Record extracts:

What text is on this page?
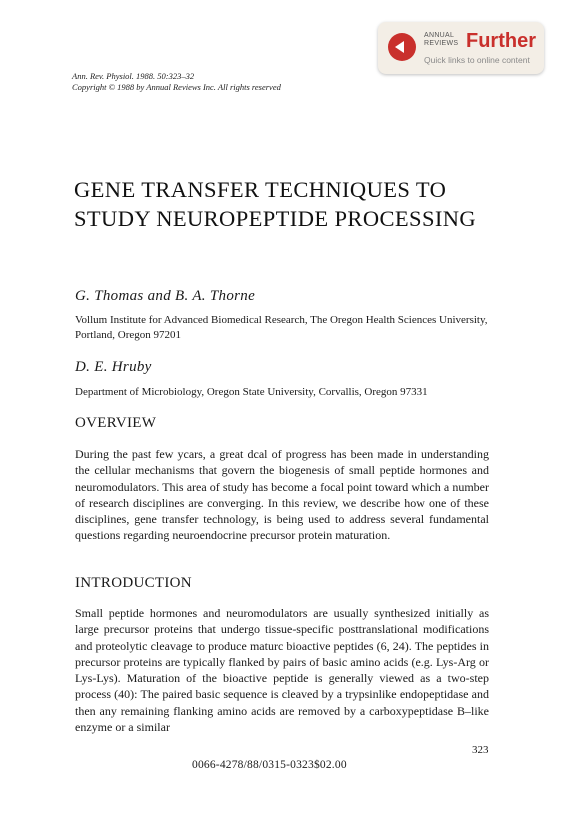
ANNUAL
REVIEWS Further
Quick links to online content
Ann. Rev. Physiol. 1988. 50:323–32
Copyright © 1988 by Annual Reviews Inc. All rights reserved
GENE TRANSFER TECHNIQUES TO STUDY NEUROPEPTIDE PROCESSING
G. Thomas and B. A. Thorne
Vollum Institute for Advanced Biomedical Research, The Oregon Health Sciences University, Portland, Oregon 97201
D. E. Hruby
Department of Microbiology, Oregon State University, Corvallis, Oregon 97331
OVERVIEW
During the past few ycars, a great dcal of progress has been made in understanding the cellular mechanisms that govern the biogenesis of small peptide hormones and neuromodulators. This area of study has become a focal point toward which a number of research disciplines are converging. In this review, we describe how one of these disciplines, gene transfer technology, is being used to address several fundamental questions regarding neuroendocrine precursor protein maturation.
INTRODUCTION
Small peptide hormones and neuromodulators are usually synthesized initially as large precursor proteins that undergo tissue-specific posttranslational modifications and proteolytic cleavage to produce maturc bioactive peptides (6, 24). The peptides in precursor proteins are typically flanked by pairs of basic amino acids (e.g. Lys-Arg or Lys-Lys). Maturation of the bioactive peptide is generally viewed as a two-step process (40): The paired basic sequence is cleaved by a trypsinlike endopeptidase and then any remaining flanking amino acids are removed by a carboxypeptidase B–like enzyme or a similar
323
0066-4278/88/0315-0323$02.00
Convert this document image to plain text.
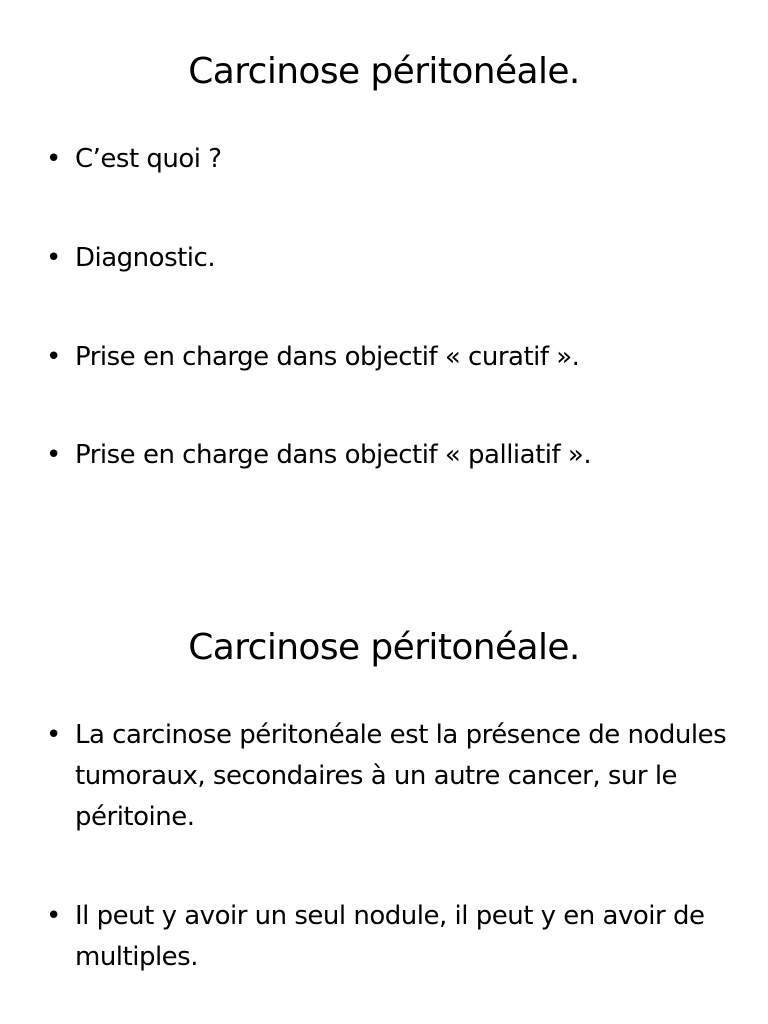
Carcinose péritonéale.
• C’est quoi ?
• Diagnostic.
• Prise en charge dans objectif « curatif ».
• Prise en charge dans objectif « palliatif ».
Carcinose péritonéale.
• La carcinose péritonéale est la présence de nodules tumoraux, secondaires à un autre cancer, sur le péritoine.
• Il peut y avoir un seul nodule, il peut y en avoir de multiples.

Work request: A single number is the whole answer: how many lines in the data above hold the string "text".

Task result: 2